[Dataset records]

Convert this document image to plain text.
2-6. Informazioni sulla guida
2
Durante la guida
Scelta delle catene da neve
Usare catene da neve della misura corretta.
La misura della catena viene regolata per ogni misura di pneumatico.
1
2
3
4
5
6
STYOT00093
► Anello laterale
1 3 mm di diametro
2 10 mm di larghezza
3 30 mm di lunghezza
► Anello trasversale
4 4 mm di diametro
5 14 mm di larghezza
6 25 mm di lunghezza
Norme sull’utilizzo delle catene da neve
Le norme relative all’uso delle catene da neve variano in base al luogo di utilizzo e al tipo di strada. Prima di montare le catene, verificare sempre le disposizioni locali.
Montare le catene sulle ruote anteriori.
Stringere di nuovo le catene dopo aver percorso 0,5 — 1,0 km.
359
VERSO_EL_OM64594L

__EXERCISE__. Transcribe every entry verbatim.

__REPLY TO THE TASK__.
Convert this document image to plain text.
2-6. Informazioni sulla guida
2
Durante la guida
Scelta delle catene da neve
Usare catene da neve della misura corretta.
La misura della catena viene regolata per ogni misura di pneumatico.
1
2
3
4
5
6
STYOT00093
► Anello laterale
1 3 mm di diametro
2 10 mm di larghezza
3 30 mm di lunghezza
► Anello trasversale
4 4 mm di diametro
5 14 mm di larghezza
6 25 mm di lunghezza
Norme sull’utilizzo delle catene da neve
Le norme relative all’uso delle catene da neve variano in base al luogo di utilizzo e al tipo di strada. Prima di montare le catene, verificare sempre le disposizioni locali.
Montare le catene sulle ruote anteriori.
Stringere di nuovo le catene dopo aver percorso 0,5 — 1,0 km.
359
VERSO_EL_OM64594L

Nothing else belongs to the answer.